## Directions for this task
Copy out the lines starting with the one containing "l5a-boxamt: [852, 602, 952, 635]" and continuing through the one containing "l5b-box: 5b: [812, 635, 852, 668]", both included, keeping them exactly as they appear.

Layout region records
════════════════════

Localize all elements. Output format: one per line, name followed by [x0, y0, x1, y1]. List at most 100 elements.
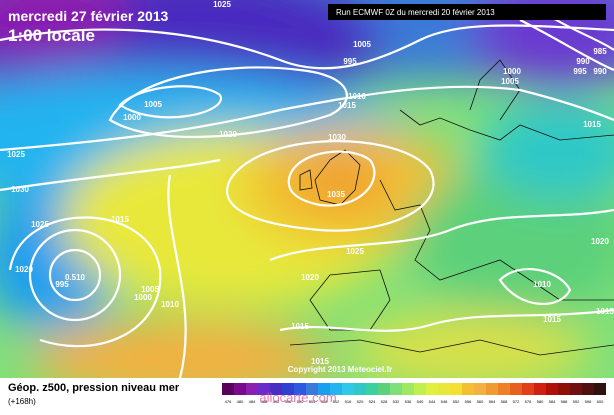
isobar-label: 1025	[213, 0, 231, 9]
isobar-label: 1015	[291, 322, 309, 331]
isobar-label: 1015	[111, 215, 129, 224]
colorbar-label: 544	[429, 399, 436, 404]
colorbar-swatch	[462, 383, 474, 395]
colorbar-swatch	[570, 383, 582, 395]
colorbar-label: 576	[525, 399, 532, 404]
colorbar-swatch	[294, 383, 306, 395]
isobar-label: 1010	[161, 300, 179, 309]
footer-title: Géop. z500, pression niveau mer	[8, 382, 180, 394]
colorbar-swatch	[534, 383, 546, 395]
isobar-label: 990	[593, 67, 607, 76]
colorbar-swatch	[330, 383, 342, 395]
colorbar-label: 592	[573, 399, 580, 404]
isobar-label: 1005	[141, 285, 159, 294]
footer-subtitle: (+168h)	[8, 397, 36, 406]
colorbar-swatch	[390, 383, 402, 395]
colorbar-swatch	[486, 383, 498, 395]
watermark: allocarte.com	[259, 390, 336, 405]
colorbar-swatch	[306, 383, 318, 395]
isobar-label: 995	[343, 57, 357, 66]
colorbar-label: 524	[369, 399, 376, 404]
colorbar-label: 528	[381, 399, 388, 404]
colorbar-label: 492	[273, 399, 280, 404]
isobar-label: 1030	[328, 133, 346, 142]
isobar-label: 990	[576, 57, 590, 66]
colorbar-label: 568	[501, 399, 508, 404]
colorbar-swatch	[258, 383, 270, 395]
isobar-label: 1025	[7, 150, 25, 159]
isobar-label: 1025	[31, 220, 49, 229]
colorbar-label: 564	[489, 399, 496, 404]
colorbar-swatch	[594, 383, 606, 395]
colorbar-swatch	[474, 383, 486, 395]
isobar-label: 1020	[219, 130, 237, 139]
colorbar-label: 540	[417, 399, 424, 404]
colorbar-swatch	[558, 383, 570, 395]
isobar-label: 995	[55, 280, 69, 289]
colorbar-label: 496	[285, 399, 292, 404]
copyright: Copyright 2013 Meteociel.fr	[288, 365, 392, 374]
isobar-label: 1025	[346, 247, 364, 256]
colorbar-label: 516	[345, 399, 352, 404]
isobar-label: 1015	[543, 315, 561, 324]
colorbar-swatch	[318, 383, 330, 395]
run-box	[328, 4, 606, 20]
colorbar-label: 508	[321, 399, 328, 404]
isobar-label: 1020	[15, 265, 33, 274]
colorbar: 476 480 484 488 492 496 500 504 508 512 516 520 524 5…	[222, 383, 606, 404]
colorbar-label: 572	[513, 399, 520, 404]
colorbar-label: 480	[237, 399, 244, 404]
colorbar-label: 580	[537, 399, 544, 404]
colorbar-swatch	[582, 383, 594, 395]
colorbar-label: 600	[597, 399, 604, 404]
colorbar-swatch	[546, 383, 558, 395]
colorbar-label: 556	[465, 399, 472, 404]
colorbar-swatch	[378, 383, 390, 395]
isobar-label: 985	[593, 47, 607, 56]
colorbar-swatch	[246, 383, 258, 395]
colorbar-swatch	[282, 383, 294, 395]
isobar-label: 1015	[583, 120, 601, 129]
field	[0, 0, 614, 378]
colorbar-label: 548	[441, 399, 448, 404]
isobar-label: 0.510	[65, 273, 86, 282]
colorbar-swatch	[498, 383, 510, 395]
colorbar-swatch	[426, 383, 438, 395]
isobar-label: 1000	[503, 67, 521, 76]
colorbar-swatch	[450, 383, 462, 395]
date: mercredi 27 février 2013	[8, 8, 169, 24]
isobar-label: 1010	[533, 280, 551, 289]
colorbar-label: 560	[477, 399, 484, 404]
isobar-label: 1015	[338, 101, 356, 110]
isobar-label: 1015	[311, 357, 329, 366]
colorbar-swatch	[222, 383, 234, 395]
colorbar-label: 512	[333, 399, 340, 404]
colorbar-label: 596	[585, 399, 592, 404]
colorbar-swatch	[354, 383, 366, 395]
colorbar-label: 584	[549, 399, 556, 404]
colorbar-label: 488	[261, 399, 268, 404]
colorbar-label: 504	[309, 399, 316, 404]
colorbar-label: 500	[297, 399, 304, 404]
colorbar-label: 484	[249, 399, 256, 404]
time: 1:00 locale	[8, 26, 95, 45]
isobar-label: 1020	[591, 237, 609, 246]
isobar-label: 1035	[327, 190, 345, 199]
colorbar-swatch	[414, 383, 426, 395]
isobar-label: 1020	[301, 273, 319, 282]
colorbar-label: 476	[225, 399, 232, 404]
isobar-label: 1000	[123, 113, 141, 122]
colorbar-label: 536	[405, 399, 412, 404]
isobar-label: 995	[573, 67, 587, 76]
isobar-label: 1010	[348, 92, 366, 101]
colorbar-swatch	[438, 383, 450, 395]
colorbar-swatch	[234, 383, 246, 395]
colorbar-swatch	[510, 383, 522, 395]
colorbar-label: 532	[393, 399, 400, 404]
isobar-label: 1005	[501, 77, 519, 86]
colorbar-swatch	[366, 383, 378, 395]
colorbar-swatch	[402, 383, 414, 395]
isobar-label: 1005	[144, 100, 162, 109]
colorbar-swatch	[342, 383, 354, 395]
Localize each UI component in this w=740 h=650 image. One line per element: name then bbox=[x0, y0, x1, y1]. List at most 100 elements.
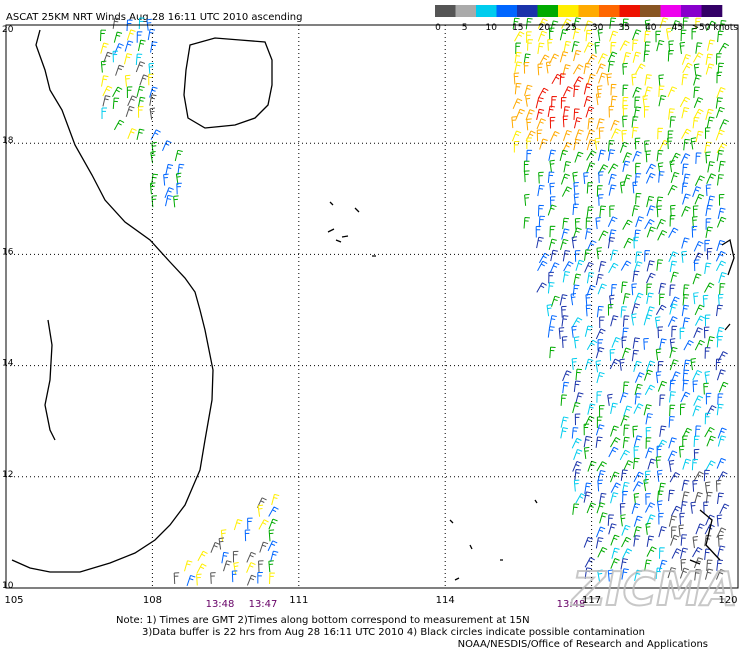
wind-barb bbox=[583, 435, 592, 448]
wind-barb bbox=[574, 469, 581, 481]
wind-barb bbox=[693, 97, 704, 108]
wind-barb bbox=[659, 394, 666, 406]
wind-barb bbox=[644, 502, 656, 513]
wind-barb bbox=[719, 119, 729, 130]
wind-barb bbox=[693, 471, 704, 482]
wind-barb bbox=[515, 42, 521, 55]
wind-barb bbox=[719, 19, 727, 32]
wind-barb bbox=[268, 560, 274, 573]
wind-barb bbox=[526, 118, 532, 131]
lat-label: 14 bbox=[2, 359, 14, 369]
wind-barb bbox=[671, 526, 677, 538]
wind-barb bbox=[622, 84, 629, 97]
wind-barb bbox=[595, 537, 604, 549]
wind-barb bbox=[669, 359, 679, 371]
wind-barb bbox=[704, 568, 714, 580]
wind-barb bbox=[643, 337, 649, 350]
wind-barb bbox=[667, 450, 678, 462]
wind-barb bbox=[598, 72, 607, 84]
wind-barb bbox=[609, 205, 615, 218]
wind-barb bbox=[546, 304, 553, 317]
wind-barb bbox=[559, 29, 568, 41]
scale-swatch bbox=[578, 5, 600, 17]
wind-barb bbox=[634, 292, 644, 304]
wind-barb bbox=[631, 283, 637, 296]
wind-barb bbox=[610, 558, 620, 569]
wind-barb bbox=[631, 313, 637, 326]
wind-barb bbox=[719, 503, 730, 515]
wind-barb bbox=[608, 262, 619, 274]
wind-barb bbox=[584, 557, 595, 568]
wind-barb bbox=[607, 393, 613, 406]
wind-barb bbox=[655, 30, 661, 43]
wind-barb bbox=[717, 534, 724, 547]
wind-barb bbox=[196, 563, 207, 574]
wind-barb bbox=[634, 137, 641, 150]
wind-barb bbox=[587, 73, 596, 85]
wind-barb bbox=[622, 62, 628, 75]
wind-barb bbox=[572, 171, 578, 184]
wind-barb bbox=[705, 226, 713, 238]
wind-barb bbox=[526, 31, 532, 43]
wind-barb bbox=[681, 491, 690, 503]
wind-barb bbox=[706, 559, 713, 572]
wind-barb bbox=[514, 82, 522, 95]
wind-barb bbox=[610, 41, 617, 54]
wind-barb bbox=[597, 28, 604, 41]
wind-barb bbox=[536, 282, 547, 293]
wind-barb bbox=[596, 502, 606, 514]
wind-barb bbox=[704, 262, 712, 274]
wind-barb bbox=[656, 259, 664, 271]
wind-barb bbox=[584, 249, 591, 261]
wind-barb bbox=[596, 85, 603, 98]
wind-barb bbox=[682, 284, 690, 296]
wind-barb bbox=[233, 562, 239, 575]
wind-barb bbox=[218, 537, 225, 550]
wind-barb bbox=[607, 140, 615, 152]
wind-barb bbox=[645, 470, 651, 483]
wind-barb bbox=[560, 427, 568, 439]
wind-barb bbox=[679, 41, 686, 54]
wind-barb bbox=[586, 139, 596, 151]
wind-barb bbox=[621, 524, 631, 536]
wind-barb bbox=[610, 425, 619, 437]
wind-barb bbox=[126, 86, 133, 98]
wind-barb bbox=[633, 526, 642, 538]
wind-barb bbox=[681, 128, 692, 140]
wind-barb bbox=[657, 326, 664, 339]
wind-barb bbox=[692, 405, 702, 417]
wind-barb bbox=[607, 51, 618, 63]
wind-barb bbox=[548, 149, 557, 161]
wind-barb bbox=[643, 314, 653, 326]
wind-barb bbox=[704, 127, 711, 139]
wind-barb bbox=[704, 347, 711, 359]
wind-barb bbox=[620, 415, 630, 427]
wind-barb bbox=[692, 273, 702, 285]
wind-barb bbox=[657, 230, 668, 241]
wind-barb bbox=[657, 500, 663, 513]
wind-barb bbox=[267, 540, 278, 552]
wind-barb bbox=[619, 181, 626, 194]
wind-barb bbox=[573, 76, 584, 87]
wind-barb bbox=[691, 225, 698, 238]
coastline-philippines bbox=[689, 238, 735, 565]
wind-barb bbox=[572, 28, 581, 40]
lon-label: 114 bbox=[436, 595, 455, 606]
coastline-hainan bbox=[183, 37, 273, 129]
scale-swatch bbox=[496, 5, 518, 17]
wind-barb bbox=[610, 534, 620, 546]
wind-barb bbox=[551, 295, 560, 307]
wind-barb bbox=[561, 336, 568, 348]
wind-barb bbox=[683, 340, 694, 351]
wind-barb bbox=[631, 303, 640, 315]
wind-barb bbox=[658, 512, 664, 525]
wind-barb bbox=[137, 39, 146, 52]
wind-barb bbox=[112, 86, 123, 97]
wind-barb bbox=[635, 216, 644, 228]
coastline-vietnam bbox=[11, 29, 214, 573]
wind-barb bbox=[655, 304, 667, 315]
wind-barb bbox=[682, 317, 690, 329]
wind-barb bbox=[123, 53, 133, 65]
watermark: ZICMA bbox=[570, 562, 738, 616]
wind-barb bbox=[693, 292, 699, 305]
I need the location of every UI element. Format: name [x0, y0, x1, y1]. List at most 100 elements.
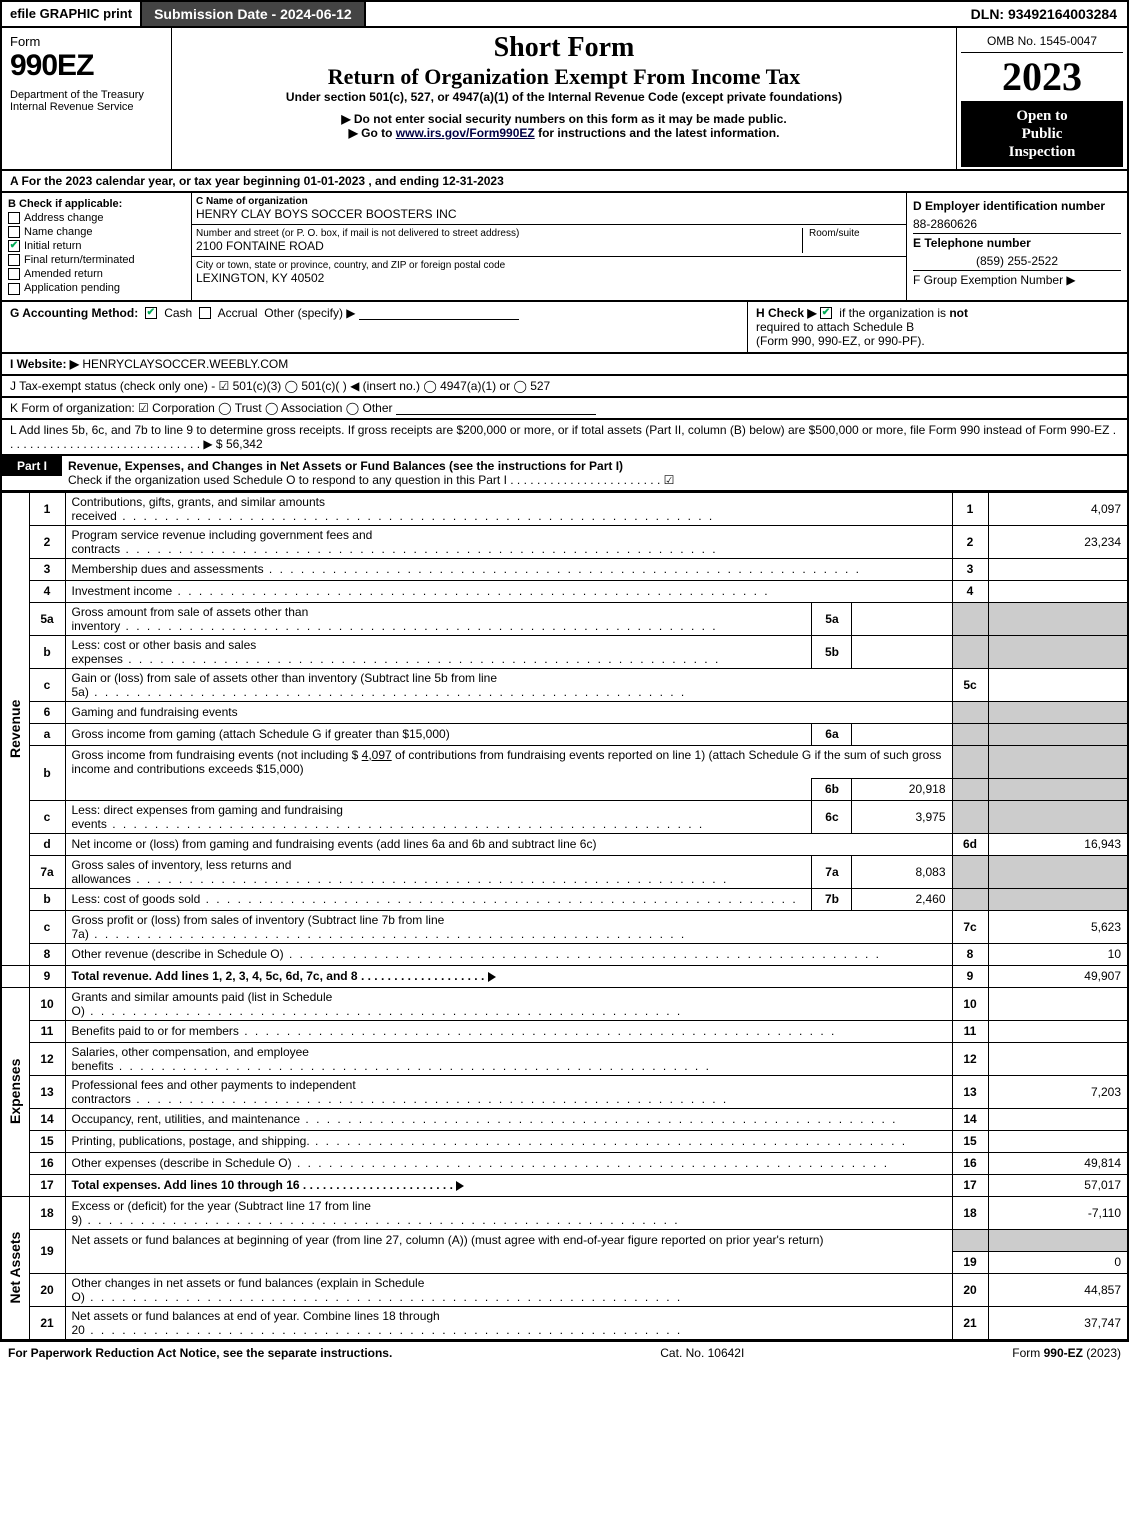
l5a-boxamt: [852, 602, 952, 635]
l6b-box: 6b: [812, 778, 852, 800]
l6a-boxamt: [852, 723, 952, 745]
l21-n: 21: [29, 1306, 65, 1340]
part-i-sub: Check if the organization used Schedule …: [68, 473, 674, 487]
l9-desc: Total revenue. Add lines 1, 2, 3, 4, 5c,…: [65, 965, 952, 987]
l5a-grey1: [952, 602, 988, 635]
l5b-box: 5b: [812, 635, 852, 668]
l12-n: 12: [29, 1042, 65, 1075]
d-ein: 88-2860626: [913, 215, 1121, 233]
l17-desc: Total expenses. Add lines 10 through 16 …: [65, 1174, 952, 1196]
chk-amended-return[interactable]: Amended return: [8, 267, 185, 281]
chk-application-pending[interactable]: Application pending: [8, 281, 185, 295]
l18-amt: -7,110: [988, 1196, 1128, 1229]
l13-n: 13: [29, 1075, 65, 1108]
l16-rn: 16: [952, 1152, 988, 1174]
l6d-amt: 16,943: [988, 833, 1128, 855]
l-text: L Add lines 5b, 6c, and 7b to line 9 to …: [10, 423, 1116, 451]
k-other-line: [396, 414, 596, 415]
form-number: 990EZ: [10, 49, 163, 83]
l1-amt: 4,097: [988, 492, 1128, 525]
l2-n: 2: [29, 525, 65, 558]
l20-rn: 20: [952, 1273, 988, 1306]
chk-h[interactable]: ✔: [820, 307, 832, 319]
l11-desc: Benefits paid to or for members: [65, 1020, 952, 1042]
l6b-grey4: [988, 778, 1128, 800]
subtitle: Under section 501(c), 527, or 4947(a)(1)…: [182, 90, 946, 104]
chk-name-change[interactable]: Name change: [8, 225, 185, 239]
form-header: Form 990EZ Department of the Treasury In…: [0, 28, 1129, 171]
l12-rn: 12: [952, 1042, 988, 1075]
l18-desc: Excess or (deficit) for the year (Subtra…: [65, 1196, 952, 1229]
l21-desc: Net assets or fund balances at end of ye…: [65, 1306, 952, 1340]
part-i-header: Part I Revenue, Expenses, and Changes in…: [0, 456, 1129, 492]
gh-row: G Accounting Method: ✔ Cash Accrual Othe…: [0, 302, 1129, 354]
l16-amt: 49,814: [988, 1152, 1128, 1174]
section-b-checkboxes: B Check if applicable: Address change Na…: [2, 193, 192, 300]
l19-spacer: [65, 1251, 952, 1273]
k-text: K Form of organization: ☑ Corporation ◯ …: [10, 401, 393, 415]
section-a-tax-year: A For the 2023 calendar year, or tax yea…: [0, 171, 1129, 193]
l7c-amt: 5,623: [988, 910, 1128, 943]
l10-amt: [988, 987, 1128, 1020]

════════════════════

## Response
l5a-boxamt: [852, 602, 952, 635]
l6b-box: 6b: [812, 778, 852, 800]
l6a-boxamt: [852, 723, 952, 745]
l21-n: 21: [29, 1306, 65, 1340]
part-i-sub: Check if the organization used Schedule …: [68, 473, 674, 487]
l9-desc: Total revenue. Add lines 1, 2, 3, 4, 5c,…: [65, 965, 952, 987]
l5a-grey1: [952, 602, 988, 635]
l5b-box: 5b: [812, 635, 852, 668]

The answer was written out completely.